- WHAT THE EXERCISE ASKS -
Starting with the line that holds "Read out every word on this page.", copy out each remaining line of the listing below, up to and including the last one, and include nothing else.

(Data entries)
╔══
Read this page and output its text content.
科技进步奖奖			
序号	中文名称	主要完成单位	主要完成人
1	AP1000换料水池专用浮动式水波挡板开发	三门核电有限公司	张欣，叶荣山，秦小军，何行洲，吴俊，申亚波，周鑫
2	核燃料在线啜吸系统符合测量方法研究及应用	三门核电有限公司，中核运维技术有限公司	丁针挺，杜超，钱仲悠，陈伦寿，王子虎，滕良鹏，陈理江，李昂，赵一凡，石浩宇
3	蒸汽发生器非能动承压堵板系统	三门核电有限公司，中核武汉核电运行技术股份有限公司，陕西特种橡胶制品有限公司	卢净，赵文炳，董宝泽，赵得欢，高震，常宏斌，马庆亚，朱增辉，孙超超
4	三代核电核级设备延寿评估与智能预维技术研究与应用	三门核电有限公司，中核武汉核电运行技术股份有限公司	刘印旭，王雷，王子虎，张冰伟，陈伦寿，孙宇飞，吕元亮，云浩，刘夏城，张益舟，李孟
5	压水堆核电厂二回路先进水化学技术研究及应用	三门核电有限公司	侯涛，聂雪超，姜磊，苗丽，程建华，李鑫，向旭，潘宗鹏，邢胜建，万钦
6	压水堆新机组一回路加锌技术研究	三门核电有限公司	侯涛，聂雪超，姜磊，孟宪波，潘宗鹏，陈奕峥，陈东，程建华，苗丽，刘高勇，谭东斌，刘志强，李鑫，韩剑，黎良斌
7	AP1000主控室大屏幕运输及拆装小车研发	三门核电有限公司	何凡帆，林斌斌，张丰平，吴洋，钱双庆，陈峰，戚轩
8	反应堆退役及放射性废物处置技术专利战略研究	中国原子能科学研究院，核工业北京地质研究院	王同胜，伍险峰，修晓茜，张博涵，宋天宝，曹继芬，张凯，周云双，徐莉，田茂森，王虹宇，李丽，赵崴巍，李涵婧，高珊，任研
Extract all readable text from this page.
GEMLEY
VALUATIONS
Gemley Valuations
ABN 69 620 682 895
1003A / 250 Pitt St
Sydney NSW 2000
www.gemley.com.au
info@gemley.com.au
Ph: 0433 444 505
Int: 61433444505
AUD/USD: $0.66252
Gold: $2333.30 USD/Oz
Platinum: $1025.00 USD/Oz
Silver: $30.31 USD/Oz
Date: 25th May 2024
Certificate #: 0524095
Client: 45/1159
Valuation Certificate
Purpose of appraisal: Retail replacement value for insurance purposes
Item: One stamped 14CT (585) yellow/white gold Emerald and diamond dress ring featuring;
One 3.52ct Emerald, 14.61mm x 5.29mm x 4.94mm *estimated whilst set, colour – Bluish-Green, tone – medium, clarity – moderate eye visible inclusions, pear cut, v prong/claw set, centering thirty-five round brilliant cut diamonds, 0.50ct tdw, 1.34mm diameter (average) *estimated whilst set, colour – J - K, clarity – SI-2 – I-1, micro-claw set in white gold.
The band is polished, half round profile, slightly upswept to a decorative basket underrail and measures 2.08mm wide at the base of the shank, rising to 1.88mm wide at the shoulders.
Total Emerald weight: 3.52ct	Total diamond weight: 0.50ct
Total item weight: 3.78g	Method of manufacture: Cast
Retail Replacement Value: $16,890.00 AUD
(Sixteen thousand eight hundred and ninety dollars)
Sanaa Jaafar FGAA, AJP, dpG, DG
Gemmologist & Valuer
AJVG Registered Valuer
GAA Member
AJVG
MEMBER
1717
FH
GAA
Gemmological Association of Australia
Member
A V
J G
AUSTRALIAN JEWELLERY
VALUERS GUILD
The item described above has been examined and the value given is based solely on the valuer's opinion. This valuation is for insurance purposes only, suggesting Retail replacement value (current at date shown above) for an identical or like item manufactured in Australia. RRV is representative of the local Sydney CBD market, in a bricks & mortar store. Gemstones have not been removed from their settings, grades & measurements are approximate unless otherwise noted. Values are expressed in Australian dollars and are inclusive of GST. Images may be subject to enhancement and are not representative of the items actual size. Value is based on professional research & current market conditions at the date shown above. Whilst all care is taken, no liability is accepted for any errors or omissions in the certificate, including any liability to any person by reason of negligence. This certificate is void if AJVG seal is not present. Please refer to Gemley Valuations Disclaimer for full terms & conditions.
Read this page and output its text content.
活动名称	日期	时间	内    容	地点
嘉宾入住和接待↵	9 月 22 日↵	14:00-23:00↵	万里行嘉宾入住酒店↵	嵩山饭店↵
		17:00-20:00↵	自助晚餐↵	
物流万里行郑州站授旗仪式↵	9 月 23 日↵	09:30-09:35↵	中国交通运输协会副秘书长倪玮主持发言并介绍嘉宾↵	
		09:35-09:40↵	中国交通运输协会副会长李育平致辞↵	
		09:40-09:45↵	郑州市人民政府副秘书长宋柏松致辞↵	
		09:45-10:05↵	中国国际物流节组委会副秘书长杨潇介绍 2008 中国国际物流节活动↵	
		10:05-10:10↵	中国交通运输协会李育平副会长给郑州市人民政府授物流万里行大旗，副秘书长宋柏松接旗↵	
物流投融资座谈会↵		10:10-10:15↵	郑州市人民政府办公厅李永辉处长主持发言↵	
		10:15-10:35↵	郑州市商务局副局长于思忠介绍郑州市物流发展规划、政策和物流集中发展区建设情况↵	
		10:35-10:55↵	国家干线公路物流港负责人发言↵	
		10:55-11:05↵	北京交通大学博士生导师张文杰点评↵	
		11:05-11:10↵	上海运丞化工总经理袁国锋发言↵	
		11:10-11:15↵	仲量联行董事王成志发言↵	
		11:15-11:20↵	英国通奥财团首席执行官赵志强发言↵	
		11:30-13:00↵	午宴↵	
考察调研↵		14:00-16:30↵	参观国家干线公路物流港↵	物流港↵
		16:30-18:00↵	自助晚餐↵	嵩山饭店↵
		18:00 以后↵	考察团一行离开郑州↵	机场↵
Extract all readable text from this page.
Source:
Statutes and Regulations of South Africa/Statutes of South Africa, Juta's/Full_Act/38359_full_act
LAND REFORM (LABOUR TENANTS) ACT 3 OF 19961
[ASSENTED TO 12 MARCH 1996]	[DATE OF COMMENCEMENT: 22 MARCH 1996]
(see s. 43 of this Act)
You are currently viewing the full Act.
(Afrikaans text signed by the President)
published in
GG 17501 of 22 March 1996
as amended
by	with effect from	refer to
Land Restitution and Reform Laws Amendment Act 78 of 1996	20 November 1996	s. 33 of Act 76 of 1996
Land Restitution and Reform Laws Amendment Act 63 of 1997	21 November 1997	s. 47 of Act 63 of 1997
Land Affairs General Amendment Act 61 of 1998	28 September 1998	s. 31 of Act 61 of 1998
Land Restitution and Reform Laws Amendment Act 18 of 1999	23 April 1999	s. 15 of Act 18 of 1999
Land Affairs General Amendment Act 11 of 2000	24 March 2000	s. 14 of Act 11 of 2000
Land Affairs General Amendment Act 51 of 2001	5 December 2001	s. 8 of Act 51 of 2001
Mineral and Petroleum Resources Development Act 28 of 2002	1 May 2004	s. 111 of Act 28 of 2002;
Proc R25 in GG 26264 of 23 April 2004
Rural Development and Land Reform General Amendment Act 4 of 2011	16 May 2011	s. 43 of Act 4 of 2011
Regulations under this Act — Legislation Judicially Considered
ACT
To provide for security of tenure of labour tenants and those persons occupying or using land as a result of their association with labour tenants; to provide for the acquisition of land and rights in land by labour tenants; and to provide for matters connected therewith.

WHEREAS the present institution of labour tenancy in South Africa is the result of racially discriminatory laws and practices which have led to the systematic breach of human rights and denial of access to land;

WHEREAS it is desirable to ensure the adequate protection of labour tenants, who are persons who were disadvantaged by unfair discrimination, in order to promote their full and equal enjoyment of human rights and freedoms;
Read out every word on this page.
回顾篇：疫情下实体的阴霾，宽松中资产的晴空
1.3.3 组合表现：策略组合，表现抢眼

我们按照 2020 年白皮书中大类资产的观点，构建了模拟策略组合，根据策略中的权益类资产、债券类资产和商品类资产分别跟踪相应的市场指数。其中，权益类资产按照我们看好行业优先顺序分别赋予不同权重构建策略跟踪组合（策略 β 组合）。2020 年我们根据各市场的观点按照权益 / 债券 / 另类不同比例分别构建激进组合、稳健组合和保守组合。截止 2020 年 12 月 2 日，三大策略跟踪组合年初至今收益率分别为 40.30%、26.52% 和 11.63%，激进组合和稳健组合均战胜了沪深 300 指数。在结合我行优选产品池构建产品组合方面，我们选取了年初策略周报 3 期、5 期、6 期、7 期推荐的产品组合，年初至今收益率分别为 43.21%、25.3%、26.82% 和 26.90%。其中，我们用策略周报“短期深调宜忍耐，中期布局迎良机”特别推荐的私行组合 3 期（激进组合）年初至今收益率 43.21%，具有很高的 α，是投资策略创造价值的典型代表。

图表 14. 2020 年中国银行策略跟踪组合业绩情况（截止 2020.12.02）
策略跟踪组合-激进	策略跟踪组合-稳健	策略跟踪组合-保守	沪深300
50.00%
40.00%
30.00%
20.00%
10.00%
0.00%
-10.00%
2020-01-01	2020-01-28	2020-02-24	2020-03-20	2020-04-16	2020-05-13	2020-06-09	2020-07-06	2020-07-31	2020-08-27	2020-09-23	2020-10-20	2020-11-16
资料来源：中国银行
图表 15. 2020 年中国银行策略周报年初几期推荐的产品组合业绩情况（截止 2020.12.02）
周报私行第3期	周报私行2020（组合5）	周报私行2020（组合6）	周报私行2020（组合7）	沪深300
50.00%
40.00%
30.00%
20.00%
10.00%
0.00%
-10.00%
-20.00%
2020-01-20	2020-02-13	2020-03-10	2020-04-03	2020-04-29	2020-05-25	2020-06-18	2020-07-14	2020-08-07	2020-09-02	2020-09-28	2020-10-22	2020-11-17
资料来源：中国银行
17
╚══
- THE OUTPUT -
Read out every word on this page.
回顾篇：疫情下实体的阴霾，宽松中资产的晴空
1.3.3 组合表现：策略组合，表现抢眼

我们按照 2020 年白皮书中大类资产的观点，构建了模拟策略组合，根据策略中的权益类资产、债券类资产和商品类资产分别跟踪相应的市场指数。其中，权益类资产按照我们看好行业优先顺序分别赋予不同权重构建策略跟踪组合（策略 β 组合）。2020 年我们根据各市场的观点按照权益 / 债券 / 另类不同比例分别构建激进组合、稳健组合和保守组合。截止 2020 年 12 月 2 日，三大策略跟踪组合年初至今收益率分别为 40.30%、26.52% 和 11.63%，激进组合和稳健组合均战胜了沪深 300 指数。在结合我行优选产品池构建产品组合方面，我们选取了年初策略周报 3 期、5 期、6 期、7 期推荐的产品组合，年初至今收益率分别为 43.21%、25.3%、26.82% 和 26.90%。其中，我们用策略周报“短期深调宜忍耐，中期布局迎良机”特别推荐的私行组合 3 期（激进组合）年初至今收益率 43.21%，具有很高的 α，是投资策略创造价值的典型代表。

图表 14. 2020 年中国银行策略跟踪组合业绩情况（截止 2020.12.02）
策略跟踪组合-激进	策略跟踪组合-稳健	策略跟踪组合-保守	沪深300
50.00%
40.00%
30.00%
20.00%
10.00%
0.00%
-10.00%
2020-01-01	2020-01-28	2020-02-24	2020-03-20	2020-04-16	2020-05-13	2020-06-09	2020-07-06	2020-07-31	2020-08-27	2020-09-23	2020-10-20	2020-11-16
资料来源：中国银行
图表 15. 2020 年中国银行策略周报年初几期推荐的产品组合业绩情况（截止 2020.12.02）
周报私行第3期	周报私行2020（组合5）	周报私行2020（组合6）	周报私行2020（组合7）	沪深300
50.00%
40.00%
30.00%
20.00%
10.00%
0.00%
-10.00%
-20.00%
2020-01-20	2020-02-13	2020-03-10	2020-04-03	2020-04-29	2020-05-25	2020-06-18	2020-07-14	2020-08-07	2020-09-02	2020-09-28	2020-10-22	2020-11-17
资料来源：中国银行
17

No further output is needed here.